**Stated problem**.
Copy the lines that follow, keeping every character the same.

**Records about charts and figures**.
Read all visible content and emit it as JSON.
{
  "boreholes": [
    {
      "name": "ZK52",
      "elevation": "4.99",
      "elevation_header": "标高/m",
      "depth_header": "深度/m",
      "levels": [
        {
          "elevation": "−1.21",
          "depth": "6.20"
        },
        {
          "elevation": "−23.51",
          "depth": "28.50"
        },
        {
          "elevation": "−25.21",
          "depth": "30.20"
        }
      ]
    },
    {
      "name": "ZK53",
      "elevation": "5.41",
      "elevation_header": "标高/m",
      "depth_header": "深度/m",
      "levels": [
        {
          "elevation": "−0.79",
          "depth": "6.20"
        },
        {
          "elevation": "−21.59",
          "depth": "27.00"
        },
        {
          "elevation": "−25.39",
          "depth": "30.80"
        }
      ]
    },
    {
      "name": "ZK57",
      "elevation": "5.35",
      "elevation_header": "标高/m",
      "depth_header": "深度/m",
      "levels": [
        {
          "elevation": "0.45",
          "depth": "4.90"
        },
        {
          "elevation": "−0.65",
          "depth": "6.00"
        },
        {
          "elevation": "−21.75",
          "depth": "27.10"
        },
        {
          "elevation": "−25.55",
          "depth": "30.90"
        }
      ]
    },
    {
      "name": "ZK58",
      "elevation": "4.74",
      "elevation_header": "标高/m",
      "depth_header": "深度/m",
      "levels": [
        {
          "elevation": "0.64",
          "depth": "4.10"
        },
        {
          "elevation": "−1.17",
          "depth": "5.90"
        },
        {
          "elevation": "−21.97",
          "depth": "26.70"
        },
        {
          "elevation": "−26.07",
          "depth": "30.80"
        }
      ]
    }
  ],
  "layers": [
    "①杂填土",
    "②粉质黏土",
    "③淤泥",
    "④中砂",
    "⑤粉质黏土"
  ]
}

**Result**.
Read all visible content and emit it as JSON.
{
  "boreholes": [
    {
      "name": "ZK52",
      "elevation": "4.99",
      "elevation_header": "标高/m",
      "depth_header": "深度/m",
      "levels": [
        {
          "elevation": "−1.21",
          "depth": "6.20"
        },
        {
          "elevation": "−23.51",
          "depth": "28.50"
        },
        {
          "elevation": "−25.21",
          "depth": "30.20"
        }
      ]
    },
    {
      "name": "ZK53",
      "elevation": "5.41",
      "elevation_header": "标高/m",
      "depth_header": "深度/m",
      "levels": [
        {
          "elevation": "−0.79",
          "depth": "6.20"
        },
        {
          "elevation": "−21.59",
          "depth": "27.00"
        },
        {
          "elevation": "−25.39",
          "depth": "30.80"
        }
      ]
    },
    {
      "name": "ZK57",
      "elevation": "5.35",
      "elevation_header": "标高/m",
      "depth_header": "深度/m",
      "levels": [
        {
          "elevation": "0.45",
          "depth": "4.90"
        },
        {
          "elevation": "−0.65",
          "depth": "6.00"
        },
        {
          "elevation": "−21.75",
          "depth": "27.10"
        },
        {
          "elevation": "−25.55",
          "depth": "30.90"
        }
      ]
    },
    {
      "name": "ZK58",
      "elevation": "4.74",
      "elevation_header": "标高/m",
      "depth_header": "深度/m",
      "levels": [
        {
          "elevation": "0.64",
          "depth": "4.10"
        },
        {
          "elevation": "−1.17",
          "depth": "5.90"
        },
        {
          "elevation": "−21.97",
          "depth": "26.70"
        },
        {
          "elevation": "−26.07",
          "depth": "30.80"
        }
      ]
    }
  ],
  "layers": [
    "①杂填土",
    "②粉质黏土",
    "③淤泥",
    "④中砂",
    "⑤粉质黏土"
  ]
}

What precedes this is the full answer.